→ Article:
········

Malta’s budget, a train derailment in Taiwan, Australia’s apology to victims of institutional child sexual abuse and Saudi’s foreign affairs minister comments on Khashoggi’s murder are amongst the main headlines one can read on the various news outlets we review.
Your morning briefing on Monday helps to start the day informed.
At least 18 people have been killed and 187 injured after a passenger trained derailed in north-east Taiwan. BBC
Saudi Arabia on Sunday called the killing of journalist Jamal Khashoggi at its Istanbul consulate a “huge and grave mistake,” but sought to shield its powerful crown prince from the widening crisis, saying Mohammed bin Salman had not been aware. Reuters
Australian Prime Minister Scott Morrison on Monday offered a rare national apology, only the second since 2008, to victims of institutional child sexual abuse and their families, bringing some survivors to tears. Reuters/Guardian
French politicians on Sunday reacted with outrage to a video of a teenager in a tough Paris suburb threatening his teacher with a fake gun. France 24
Irish voters will decide Friday whether to remove the offence of blasphemy from their constitution, in a referendum that will again test how far the country has moved from its traditional Catholic heritage. Politico
Russia has warned US president Donald Trump that his plans to ditch a key nuclear arms-control agreement risk a military escalation and will strike a major blow against global security. FT Mikhail S. Gorbachev, who called the decision reckless and not the work of “a great mind.”NYT
Prince Harry has revealed he hopes to have a baby girl with his wife the Duchess of Sussex. In the meantime the Duke of Sussex jokes plaque unveiling ‘runs in family’ as Duchess takes break from busy Australia tour. . The Telegraph
Polish voters sent a warning to Poland’s rulers in the first electoral test in three years. Local elections on Sunday saw the right-wing Law and Justice (PiS) party win nationally, according to exit polls, but the result was disappointing enough to put wind in the sails of the opposition. It also underscored how divided the country is. – Politico
Monday is budget day. This aspect was the theme addressed by Prime Minister Muscat during his Sunday speech. Muscat was quoted saying that the budget is expected to include measures to eradicate poverty. (Independent/Orizzont). L-orizzont quotes Minister Scicluna saying the this budget is expected to deliver unprecedented infrastructural works related investment and social benefits are expected to remain a priority. In-Nazzjon also reports the fact that today is budget Day. Prime Minister Muscat is quoted by The Times, as promising a Budget that gives rather than takes. In a political speech, he said Labour had a 10-year plan to transform the country and that while some people may feel like they had not yet received their dues, the Budget would seek to help everyone. He said the departure point when Labour swept to power in 2013 had been a situation where the government spending deficit had exploded, and civil servants were advising that taxes had to be increased.

········

→ Tasks to complete:
- A) Translate this sentence from the news briefing into Spanish: "French politicians on Sunday reacted with outrage to a video of a teenager in a tough Paris suburb threatening his teacher with a fake gun."
- B) Extend the news briefing with a few more sentences, picking up after its final sentence.
The entries come from a separate source unrelated to the news briefing.

(Element placement data)
········

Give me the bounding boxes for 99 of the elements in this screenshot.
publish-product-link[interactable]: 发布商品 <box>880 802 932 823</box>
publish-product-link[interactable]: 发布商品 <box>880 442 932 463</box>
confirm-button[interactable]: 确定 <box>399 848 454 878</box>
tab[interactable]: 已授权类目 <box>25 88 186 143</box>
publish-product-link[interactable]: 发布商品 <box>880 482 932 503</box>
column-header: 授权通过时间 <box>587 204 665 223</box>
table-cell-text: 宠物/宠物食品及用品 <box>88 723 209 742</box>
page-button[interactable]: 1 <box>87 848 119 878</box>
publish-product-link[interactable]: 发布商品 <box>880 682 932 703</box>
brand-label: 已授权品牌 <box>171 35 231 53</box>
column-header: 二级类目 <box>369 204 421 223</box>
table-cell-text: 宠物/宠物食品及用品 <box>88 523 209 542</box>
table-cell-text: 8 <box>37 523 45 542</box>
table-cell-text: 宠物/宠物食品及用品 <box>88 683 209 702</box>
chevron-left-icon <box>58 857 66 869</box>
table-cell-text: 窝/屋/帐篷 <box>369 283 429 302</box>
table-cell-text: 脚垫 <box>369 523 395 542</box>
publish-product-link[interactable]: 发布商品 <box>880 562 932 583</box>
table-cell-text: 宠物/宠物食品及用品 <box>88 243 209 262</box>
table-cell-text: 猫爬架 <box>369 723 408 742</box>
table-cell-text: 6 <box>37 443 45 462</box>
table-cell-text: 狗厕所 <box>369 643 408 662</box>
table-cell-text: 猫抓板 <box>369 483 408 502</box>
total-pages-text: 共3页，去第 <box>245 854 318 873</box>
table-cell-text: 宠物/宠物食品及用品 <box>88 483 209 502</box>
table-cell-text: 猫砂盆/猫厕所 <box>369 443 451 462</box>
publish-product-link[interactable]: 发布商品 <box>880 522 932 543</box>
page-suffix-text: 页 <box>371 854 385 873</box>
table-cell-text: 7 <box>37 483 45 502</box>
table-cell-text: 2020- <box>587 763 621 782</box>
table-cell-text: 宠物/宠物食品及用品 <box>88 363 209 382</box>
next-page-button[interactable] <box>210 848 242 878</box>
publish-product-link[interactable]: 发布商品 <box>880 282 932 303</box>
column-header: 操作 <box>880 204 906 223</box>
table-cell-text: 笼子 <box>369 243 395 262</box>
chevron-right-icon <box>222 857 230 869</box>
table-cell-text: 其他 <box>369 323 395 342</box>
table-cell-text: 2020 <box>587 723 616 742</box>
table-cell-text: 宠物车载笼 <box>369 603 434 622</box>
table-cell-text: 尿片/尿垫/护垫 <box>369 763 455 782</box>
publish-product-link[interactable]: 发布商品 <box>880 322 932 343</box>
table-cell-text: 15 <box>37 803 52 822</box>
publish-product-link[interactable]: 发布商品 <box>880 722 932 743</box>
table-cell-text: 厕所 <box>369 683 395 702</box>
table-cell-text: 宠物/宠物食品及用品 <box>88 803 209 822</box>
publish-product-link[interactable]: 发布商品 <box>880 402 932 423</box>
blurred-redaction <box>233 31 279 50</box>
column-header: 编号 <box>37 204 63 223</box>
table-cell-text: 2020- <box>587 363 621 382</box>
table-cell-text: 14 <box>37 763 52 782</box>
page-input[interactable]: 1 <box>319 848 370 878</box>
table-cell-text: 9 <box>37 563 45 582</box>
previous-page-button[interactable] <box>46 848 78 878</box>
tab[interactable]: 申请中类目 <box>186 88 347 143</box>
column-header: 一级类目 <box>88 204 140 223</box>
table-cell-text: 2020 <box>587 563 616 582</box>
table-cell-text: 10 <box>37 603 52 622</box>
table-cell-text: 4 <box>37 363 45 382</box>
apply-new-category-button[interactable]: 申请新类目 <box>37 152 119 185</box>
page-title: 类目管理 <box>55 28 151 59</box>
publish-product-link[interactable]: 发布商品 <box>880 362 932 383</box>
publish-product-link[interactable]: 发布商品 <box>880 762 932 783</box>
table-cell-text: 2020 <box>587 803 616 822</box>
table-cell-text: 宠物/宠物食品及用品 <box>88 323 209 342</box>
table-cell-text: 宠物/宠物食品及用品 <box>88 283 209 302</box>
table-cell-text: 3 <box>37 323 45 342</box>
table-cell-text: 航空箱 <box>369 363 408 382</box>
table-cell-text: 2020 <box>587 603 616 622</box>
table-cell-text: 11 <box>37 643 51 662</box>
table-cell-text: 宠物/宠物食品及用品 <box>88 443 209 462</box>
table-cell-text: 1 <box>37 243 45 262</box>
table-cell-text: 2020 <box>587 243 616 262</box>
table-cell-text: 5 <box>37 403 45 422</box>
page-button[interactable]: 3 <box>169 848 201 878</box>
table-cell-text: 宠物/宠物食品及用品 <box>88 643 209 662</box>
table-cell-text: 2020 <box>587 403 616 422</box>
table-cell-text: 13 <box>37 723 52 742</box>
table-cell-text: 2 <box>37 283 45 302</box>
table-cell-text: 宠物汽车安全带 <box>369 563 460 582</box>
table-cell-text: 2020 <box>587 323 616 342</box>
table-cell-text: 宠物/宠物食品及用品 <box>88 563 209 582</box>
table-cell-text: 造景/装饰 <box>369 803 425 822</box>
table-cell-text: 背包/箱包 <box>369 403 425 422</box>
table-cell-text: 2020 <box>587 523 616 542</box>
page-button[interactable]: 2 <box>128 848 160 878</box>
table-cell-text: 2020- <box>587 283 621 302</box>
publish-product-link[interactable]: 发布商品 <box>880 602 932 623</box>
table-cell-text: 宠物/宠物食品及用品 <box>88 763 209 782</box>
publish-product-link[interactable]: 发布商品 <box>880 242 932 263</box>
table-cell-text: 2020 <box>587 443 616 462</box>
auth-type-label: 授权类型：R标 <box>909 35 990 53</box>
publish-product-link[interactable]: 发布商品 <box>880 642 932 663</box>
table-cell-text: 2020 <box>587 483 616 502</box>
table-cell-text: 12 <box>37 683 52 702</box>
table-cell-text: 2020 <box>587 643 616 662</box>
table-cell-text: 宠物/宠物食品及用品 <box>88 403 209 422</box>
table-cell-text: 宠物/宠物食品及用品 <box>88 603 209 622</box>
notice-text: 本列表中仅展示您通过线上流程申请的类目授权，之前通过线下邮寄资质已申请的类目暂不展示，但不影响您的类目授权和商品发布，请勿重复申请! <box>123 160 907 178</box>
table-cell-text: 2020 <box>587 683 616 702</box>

········

→ Expected responses:
- A) El domingo, los políticos franceses reaccionaron con indignación ante un video de un adolescente de un duro suburbio de París que amenazaba a su profesor con una pistola falsa.

- B)
In-Nazzjon gives prominence to the speech given by PN leader Adrian Delia who said that a PN government will guarantee that every Maltese and Gozitan will have a house, referring to the fact that more than 3,000 people are waiting for social housing, while the Government is planning to get 15,000 foreigners to work in Malta, every year without the necessary analysis of how this will be impacting a number of sectors, such as the rental market.
€20,000 in donations has been raised for several NGOs to move forward with an appeal against the controversial db City Centre project in Pembroke, reports The Malta Independent.
In another story, the newspaper quotes Joseph Cannataci saying that facial recognition technology is not a proportionate response to the occasional pick-pocket. The first United Nations Special Rapporteur on the right to privacy said that it is the equivalent of using a sledgehammer to drive a nail into the wall.
In-Nazzjon’s front page reports about the traffic accident which saw Chris Marlin lose his life on the night between Saturday and Sunday.
L-Orizzont publishes the report about the work done by the European Court of Auditors, as published in the annual report.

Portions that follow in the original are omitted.